** BEGIN MATERIAL SHOWN **

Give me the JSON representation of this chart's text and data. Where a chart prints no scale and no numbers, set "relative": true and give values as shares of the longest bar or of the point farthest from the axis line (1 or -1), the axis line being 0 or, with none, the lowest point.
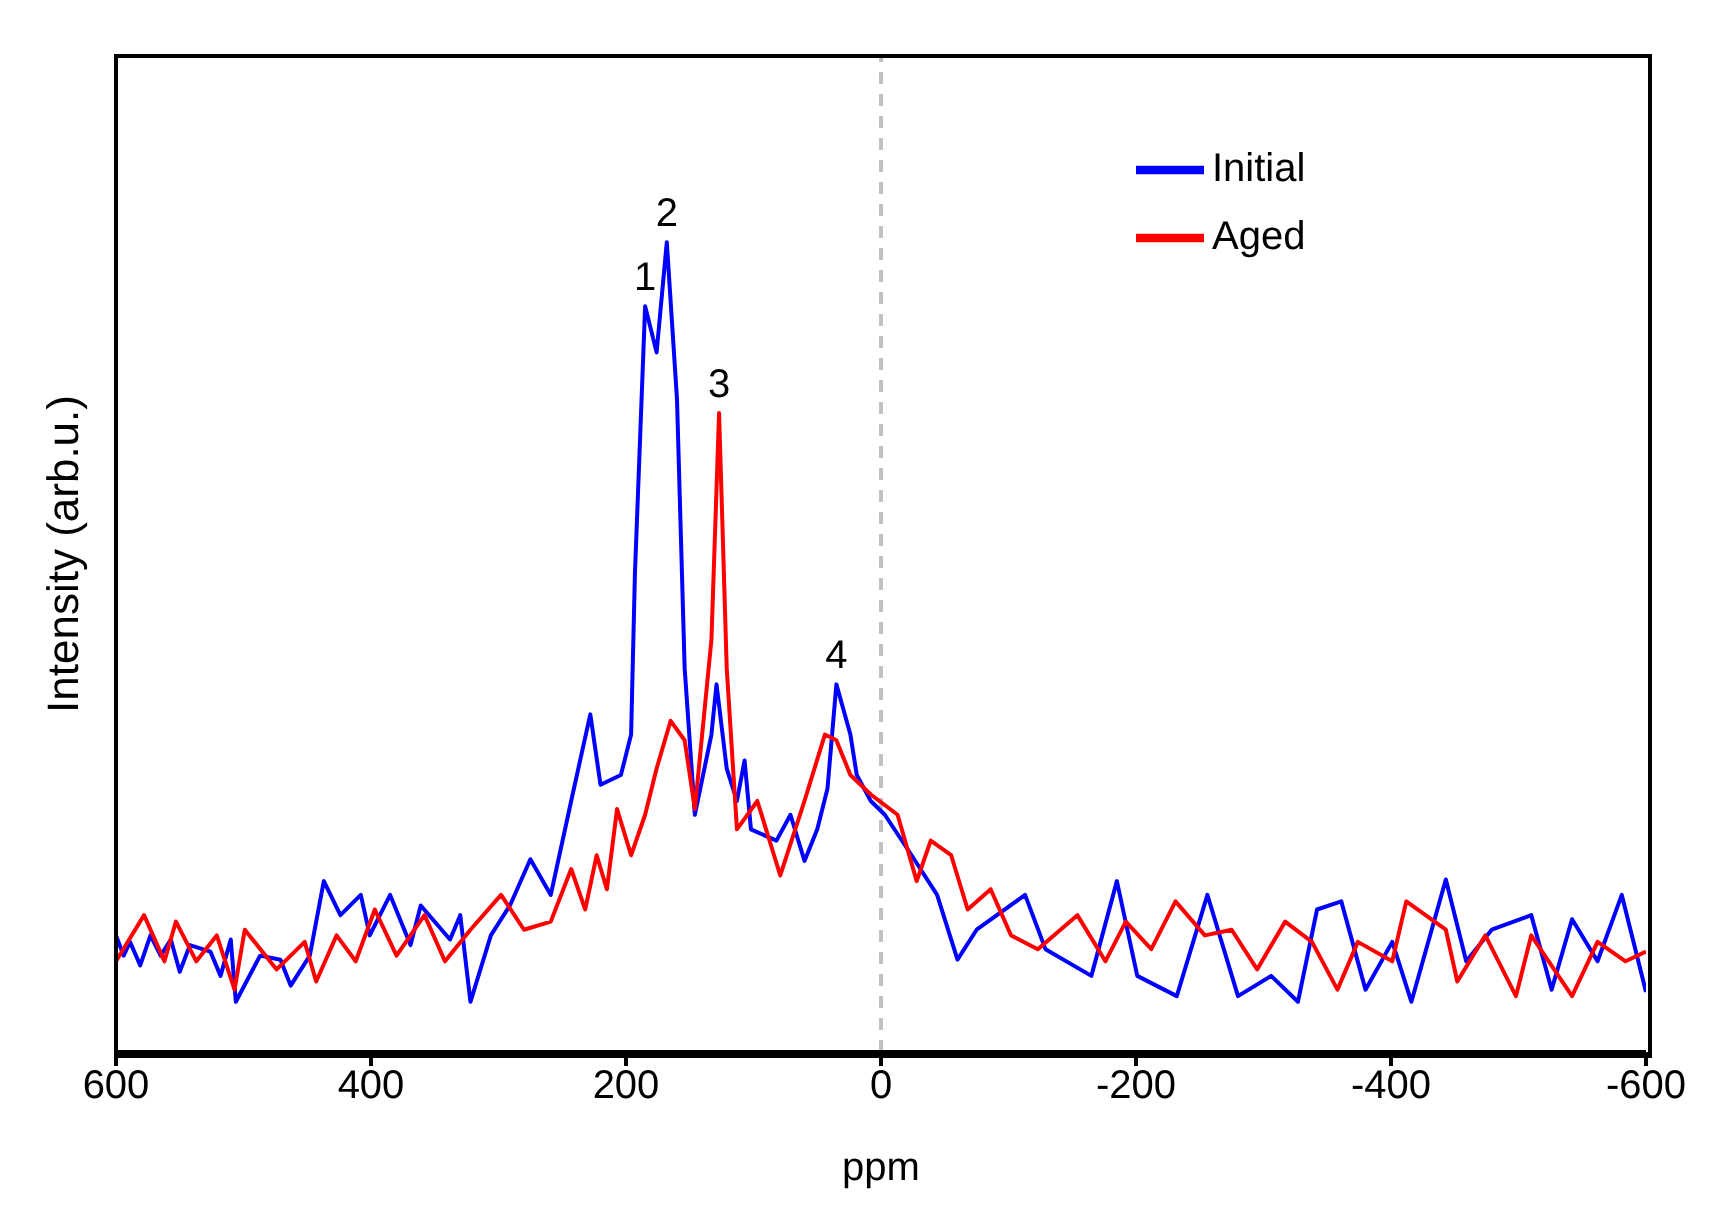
{
  "chart_data": {
    "type": "line",
    "relative": true,
    "xlabel": "ppm",
    "ylabel": "Intensity (arb.u.)",
    "xlim": [
      600,
      -600
    ],
    "xticks": [
      600,
      400,
      200,
      0,
      -200,
      -400,
      -600
    ],
    "legend": "top right",
    "marker": "none",
    "line_style": "solid",
    "grid": false,
    "ref_lines": [
      {
        "axis": "x",
        "value": 0,
        "color": "#c0c0c0",
        "line_style": "dashed"
      }
    ],
    "annotations": [
      {
        "text": "1",
        "x": 185,
        "y": 0.921
      },
      {
        "text": "2",
        "x": 168,
        "y": 1
      },
      {
        "text": "3",
        "x": 127,
        "y": 0.789
      },
      {
        "text": "4",
        "x": 35,
        "y": 0.454
      }
    ],
    "series": [
      {
        "name": "Initial",
        "color": "#0000ff",
        "x": [
          600,
          594,
          589,
          581,
          573,
          565,
          557,
          550,
          542,
          526,
          518,
          510,
          506,
          487,
          471,
          463,
          448,
          437,
          424,
          408,
          401,
          385,
          369,
          361,
          338,
          330,
          322,
          306,
          291,
          275,
          259,
          243,
          228,
          220,
          204,
          196,
          193,
          185,
          176,
          168,
          160,
          154,
          146,
          133,
          129,
          121,
          113,
          107,
          102,
          82,
          71,
          60,
          50,
          42,
          35,
          24,
          19,
          8,
          -3,
          -24,
          -44,
          -60,
          -75,
          -113,
          -129,
          -165,
          -185,
          -201,
          -232,
          -256,
          -280,
          -306,
          -327,
          -342,
          -361,
          -380,
          -401,
          -416,
          -443,
          -459,
          -479,
          -510,
          -526,
          -542,
          -562,
          -581,
          -600
        ],
        "values": [
          0.144,
          0.119,
          0.136,
          0.107,
          0.144,
          0.119,
          0.139,
          0.099,
          0.132,
          0.124,
          0.094,
          0.139,
          0.062,
          0.119,
          0.114,
          0.082,
          0.119,
          0.211,
          0.169,
          0.194,
          0.144,
          0.194,
          0.132,
          0.181,
          0.139,
          0.169,
          0.062,
          0.144,
          0.181,
          0.238,
          0.194,
          0.31,
          0.417,
          0.33,
          0.342,
          0.392,
          0.591,
          0.921,
          0.864,
          1,
          0.806,
          0.474,
          0.293,
          0.392,
          0.454,
          0.35,
          0.31,
          0.36,
          0.275,
          0.261,
          0.293,
          0.236,
          0.275,
          0.325,
          0.454,
          0.392,
          0.342,
          0.31,
          0.293,
          0.243,
          0.194,
          0.114,
          0.151,
          0.194,
          0.127,
          0.094,
          0.211,
          0.094,
          0.069,
          0.194,
          0.069,
          0.094,
          0.062,
          0.176,
          0.186,
          0.077,
          0.136,
          0.062,
          0.213,
          0.112,
          0.151,
          0.169,
          0.077,
          0.164,
          0.112,
          0.194,
          0.074
        ]
      },
      {
        "name": "Aged",
        "color": "#ff0000",
        "x": [
          600,
          578,
          562,
          553,
          537,
          521,
          507,
          499,
          474,
          452,
          443,
          427,
          412,
          397,
          380,
          358,
          342,
          322,
          298,
          280,
          259,
          243,
          232,
          223,
          215,
          207,
          196,
          185,
          176,
          165,
          154,
          146,
          133,
          127,
          121,
          113,
          97,
          79,
          60,
          44,
          35,
          24,
          8,
          -13,
          -28,
          -39,
          -55,
          -68,
          -86,
          -102,
          -123,
          -154,
          -176,
          -192,
          -212,
          -231,
          -254,
          -275,
          -295,
          -317,
          -338,
          -358,
          -374,
          -401,
          -412,
          -443,
          -452,
          -474,
          -498,
          -510,
          -542,
          -562,
          -584,
          -600
        ],
        "values": [
          0.112,
          0.169,
          0.112,
          0.161,
          0.112,
          0.144,
          0.077,
          0.151,
          0.102,
          0.136,
          0.087,
          0.144,
          0.112,
          0.176,
          0.119,
          0.169,
          0.112,
          0.151,
          0.194,
          0.151,
          0.161,
          0.226,
          0.176,
          0.243,
          0.201,
          0.3,
          0.243,
          0.293,
          0.35,
          0.409,
          0.385,
          0.3,
          0.509,
          0.789,
          0.474,
          0.275,
          0.31,
          0.218,
          0.31,
          0.392,
          0.385,
          0.342,
          0.318,
          0.293,
          0.211,
          0.261,
          0.243,
          0.176,
          0.201,
          0.144,
          0.127,
          0.169,
          0.112,
          0.161,
          0.127,
          0.186,
          0.144,
          0.151,
          0.102,
          0.161,
          0.136,
          0.077,
          0.136,
          0.112,
          0.186,
          0.151,
          0.087,
          0.144,
          0.069,
          0.144,
          0.069,
          0.136,
          0.112,
          0.124
        ]
      }
    ]
  }
}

** END MATERIAL SHOWN **

* [WHAT YOU ARE ASKED TO DO] Look through the material above and pick out each line holding the word "relative".

* [ANSWER TO THE EXERCISE]
Give me the JSON representation of this chart's text and data. Where a chart prints no scale and no numbers, set "relative": true and give values as shares of the longest bar or of the point farthest from the axis line (1 or -1), the axis line being 0 or, with none, the lowest point.
    "relative": true,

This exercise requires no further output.